**REQUIRED WORK**
Please output every line of the material as it stands, without the pictures.

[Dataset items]

'''

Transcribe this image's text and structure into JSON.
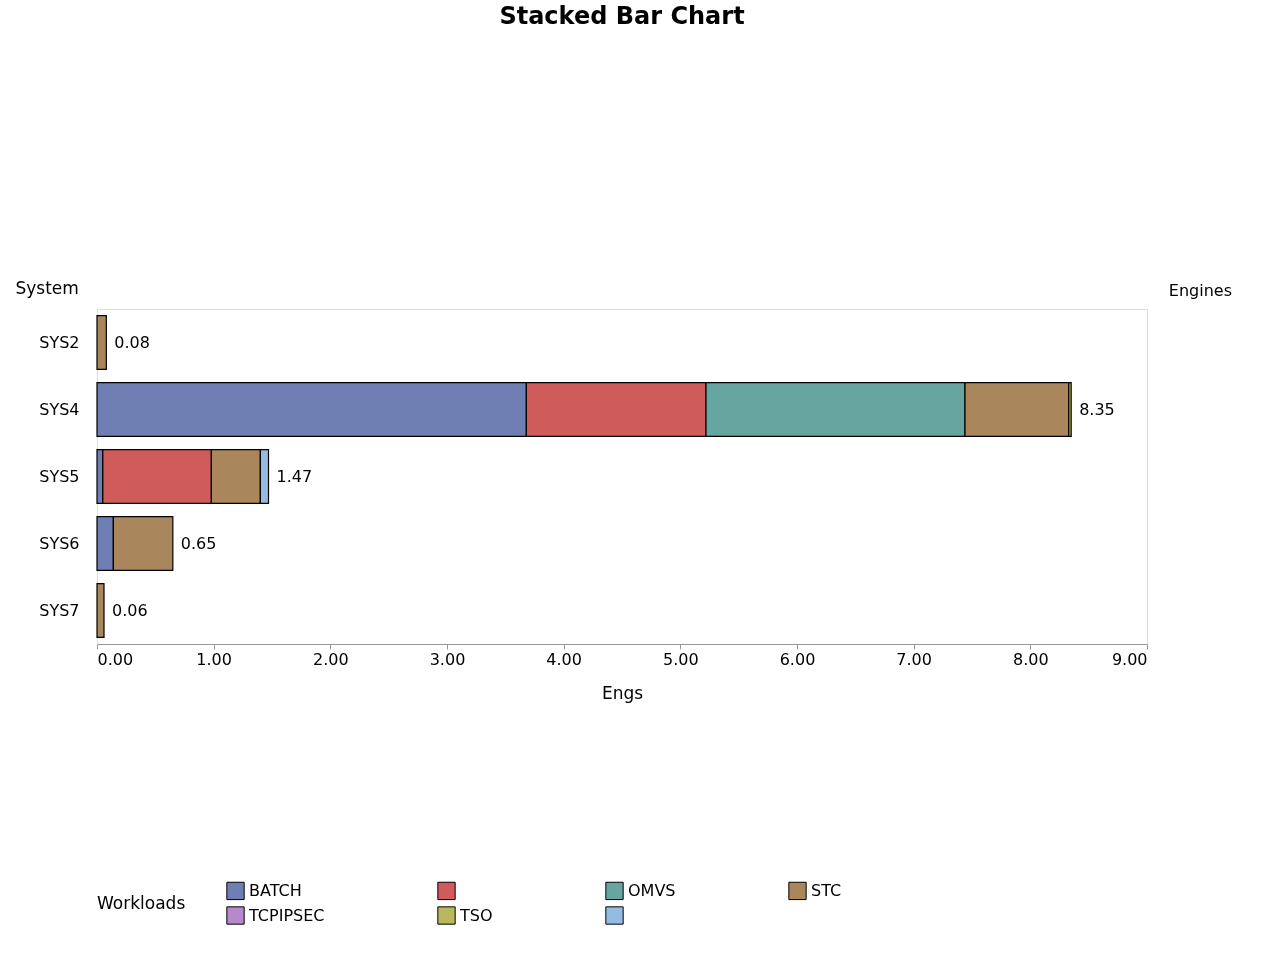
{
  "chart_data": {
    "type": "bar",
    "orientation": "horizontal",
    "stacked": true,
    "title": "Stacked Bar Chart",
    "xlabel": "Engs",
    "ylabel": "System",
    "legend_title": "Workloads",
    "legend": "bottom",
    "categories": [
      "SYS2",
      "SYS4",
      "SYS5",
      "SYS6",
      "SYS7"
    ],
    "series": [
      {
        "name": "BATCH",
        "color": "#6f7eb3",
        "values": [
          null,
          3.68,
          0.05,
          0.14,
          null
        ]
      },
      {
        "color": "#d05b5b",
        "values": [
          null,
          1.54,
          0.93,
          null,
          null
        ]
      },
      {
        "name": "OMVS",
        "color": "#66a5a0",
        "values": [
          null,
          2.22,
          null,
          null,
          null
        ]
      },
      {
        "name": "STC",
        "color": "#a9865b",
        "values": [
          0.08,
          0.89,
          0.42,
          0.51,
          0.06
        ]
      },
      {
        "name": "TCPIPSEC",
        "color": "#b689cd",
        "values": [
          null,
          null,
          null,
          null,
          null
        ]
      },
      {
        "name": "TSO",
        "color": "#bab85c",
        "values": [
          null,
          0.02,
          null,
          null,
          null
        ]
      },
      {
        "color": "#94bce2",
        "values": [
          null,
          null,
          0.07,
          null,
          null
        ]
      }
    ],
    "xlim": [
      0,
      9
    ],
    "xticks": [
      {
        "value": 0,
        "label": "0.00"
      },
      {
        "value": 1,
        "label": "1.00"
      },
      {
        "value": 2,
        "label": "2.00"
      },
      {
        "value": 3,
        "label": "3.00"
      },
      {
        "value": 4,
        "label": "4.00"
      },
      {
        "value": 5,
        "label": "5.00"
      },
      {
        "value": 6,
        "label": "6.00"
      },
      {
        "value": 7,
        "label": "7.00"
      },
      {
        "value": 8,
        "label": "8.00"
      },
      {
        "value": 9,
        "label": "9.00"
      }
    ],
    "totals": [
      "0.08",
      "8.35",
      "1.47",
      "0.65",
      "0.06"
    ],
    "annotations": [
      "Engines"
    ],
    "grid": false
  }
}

'''

**SOLUTION TO THE PROBLEM**
Transcribe this image's text and structure into JSON.
{
  "chart_data": {
    "type": "bar",
    "orientation": "horizontal",
    "stacked": true,
    "title": "Stacked Bar Chart",
    "xlabel": "Engs",
    "ylabel": "System",
    "legend_title": "Workloads",
    "legend": "bottom",
    "categories": [
      "SYS2",
      "SYS4",
      "SYS5",
      "SYS6",
      "SYS7"
    ],
    "series": [
      {
        "name": "BATCH",
        "color": "#6f7eb3",
        "values": [
          null,
          3.68,
          0.05,
          0.14,
          null
        ]
      },
      {
        "color": "#d05b5b",
        "values": [
          null,
          1.54,
          0.93,
          null,
          null
        ]
      },
      {
        "name": "OMVS",
        "color": "#66a5a0",
        "values": [
          null,
          2.22,
          null,
          null,
          null
        ]
      },
      {
        "name": "STC",
        "color": "#a9865b",
        "values": [
          0.08,
          0.89,
          0.42,
          0.51,
          0.06
        ]
      },
      {
        "name": "TCPIPSEC",
        "color": "#b689cd",
        "values": [
          null,
          null,
          null,
          null,
          null
        ]
      },
      {
        "name": "TSO",
        "color": "#bab85c",
        "values": [
          null,
          0.02,
          null,
          null,
          null
        ]
      },
      {
        "color": "#94bce2",
        "values": [
          null,
          null,
          0.07,
          null,
          null
        ]
      }
    ],
    "xlim": [
      0,
      9
    ],
    "xticks": [
      {
        "value": 0,
        "label": "0.00"
      },
      {
        "value": 1,
        "label": "1.00"
      },
      {
        "value": 2,
        "label": "2.00"
      },
      {
        "value": 3,
        "label": "3.00"
      },
      {
        "value": 4,
        "label": "4.00"
      },
      {
        "value": 5,
        "label": "5.00"
      },
      {
        "value": 6,
        "label": "6.00"
      },
      {
        "value": 7,
        "label": "7.00"
      },
      {
        "value": 8,
        "label": "8.00"
      },
      {
        "value": 9,
        "label": "9.00"
      }
    ],
    "totals": [
      "0.08",
      "8.35",
      "1.47",
      "0.65",
      "0.06"
    ],
    "annotations": [
      "Engines"
    ],
    "grid": false
  }
}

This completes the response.